### Exercise instructions
Give the data below again, word for word.

### Records provided
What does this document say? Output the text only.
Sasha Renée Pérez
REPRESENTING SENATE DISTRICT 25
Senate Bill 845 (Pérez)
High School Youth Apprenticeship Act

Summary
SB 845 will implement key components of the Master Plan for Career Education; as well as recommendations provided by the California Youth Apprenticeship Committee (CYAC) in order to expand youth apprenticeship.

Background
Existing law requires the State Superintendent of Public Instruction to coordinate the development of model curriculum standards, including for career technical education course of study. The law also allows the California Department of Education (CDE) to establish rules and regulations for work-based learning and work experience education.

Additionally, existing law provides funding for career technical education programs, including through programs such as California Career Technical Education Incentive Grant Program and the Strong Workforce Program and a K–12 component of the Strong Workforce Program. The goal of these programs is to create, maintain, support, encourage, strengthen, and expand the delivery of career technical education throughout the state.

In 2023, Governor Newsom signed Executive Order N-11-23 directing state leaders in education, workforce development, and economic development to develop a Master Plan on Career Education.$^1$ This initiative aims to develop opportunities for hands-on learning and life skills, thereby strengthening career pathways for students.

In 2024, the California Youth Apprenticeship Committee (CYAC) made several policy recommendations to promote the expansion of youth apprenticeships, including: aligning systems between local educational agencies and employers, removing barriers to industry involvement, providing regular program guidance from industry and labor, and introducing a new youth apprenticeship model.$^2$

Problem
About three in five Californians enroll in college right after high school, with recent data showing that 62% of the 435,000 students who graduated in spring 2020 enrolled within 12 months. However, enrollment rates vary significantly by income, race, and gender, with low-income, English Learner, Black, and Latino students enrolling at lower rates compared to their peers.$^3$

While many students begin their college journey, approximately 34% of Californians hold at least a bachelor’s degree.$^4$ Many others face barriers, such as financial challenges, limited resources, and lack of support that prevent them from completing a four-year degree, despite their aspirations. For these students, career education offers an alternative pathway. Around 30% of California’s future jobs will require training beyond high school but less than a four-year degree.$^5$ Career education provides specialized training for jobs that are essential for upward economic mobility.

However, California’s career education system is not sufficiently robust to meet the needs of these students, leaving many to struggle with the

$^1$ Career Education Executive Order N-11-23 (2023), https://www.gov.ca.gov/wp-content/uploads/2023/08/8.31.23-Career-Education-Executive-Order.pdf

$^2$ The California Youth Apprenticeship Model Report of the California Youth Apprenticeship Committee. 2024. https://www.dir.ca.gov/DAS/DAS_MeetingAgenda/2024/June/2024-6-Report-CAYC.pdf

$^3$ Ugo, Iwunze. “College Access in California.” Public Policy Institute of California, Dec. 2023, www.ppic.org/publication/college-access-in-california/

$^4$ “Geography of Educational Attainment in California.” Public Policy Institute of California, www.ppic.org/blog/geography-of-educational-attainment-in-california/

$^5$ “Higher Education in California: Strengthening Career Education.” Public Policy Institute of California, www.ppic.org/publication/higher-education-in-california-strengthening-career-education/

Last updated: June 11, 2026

### Answer to this task
What does this document say? Output the text only.
Sasha Renée Pérez
REPRESENTING SENATE DISTRICT 25
Senate Bill 845 (Pérez)
High School Youth Apprenticeship Act

Summary
SB 845 will implement key components of the Master Plan for Career Education; as well as recommendations provided by the California Youth Apprenticeship Committee (CYAC) in order to expand youth apprenticeship.

Background
Existing law requires the State Superintendent of Public Instruction to coordinate the development of model curriculum standards, including for career technical education course of study. The law also allows the California Department of Education (CDE) to establish rules and regulations for work-based learning and work experience education.

Additionally, existing law provides funding for career technical education programs, including through programs such as California Career Technical Education Incentive Grant Program and the Strong Workforce Program and a K–12 component of the Strong Workforce Program. The goal of these programs is to create, maintain, support, encourage, strengthen, and expand the delivery of career technical education throughout the state.

In 2023, Governor Newsom signed Executive Order N-11-23 directing state leaders in education, workforce development, and economic development to develop a Master Plan on Career Education.$^1$ This initiative aims to develop opportunities for hands-on learning and life skills, thereby strengthening career pathways for students.

In 2024, the California Youth Apprenticeship Committee (CYAC) made several policy recommendations to promote the expansion of youth apprenticeships, including: aligning systems between local educational agencies and employers, removing barriers to industry involvement, providing regular program guidance from industry and labor, and introducing a new youth apprenticeship model.$^2$

Problem
About three in five Californians enroll in college right after high school, with recent data showing that 62% of the 435,000 students who graduated in spring 2020 enrolled within 12 months. However, enrollment rates vary significantly by income, race, and gender, with low-income, English Learner, Black, and Latino students enrolling at lower rates compared to their peers.$^3$

While many students begin their college journey, approximately 34% of Californians hold at least a bachelor’s degree.$^4$ Many others face barriers, such as financial challenges, limited resources, and lack of support that prevent them from completing a four-year degree, despite their aspirations. For these students, career education offers an alternative pathway. Around 30% of California’s future jobs will require training beyond high school but less than a four-year degree.$^5$ Career education provides specialized training for jobs that are essential for upward economic mobility.

However, California’s career education system is not sufficiently robust to meet the needs of these students, leaving many to struggle with the

$^1$ Career Education Executive Order N-11-23 (2023), https://www.gov.ca.gov/wp-content/uploads/2023/08/8.31.23-Career-Education-Executive-Order.pdf

$^2$ The California Youth Apprenticeship Model Report of the California Youth Apprenticeship Committee. 2024. https://www.dir.ca.gov/DAS/DAS_MeetingAgenda/2024/June/2024-6-Report-CAYC.pdf

$^3$ Ugo, Iwunze. “College Access in California.” Public Policy Institute of California, Dec. 2023, www.ppic.org/publication/college-access-in-california/

$^4$ “Geography of Educational Attainment in California.” Public Policy Institute of California, www.ppic.org/blog/geography-of-educational-attainment-in-california/

$^5$ “Higher Education in California: Strengthening Career Education.” Public Policy Institute of California, www.ppic.org/publication/higher-education-in-california-strengthening-career-education/

Last updated: June 11, 2026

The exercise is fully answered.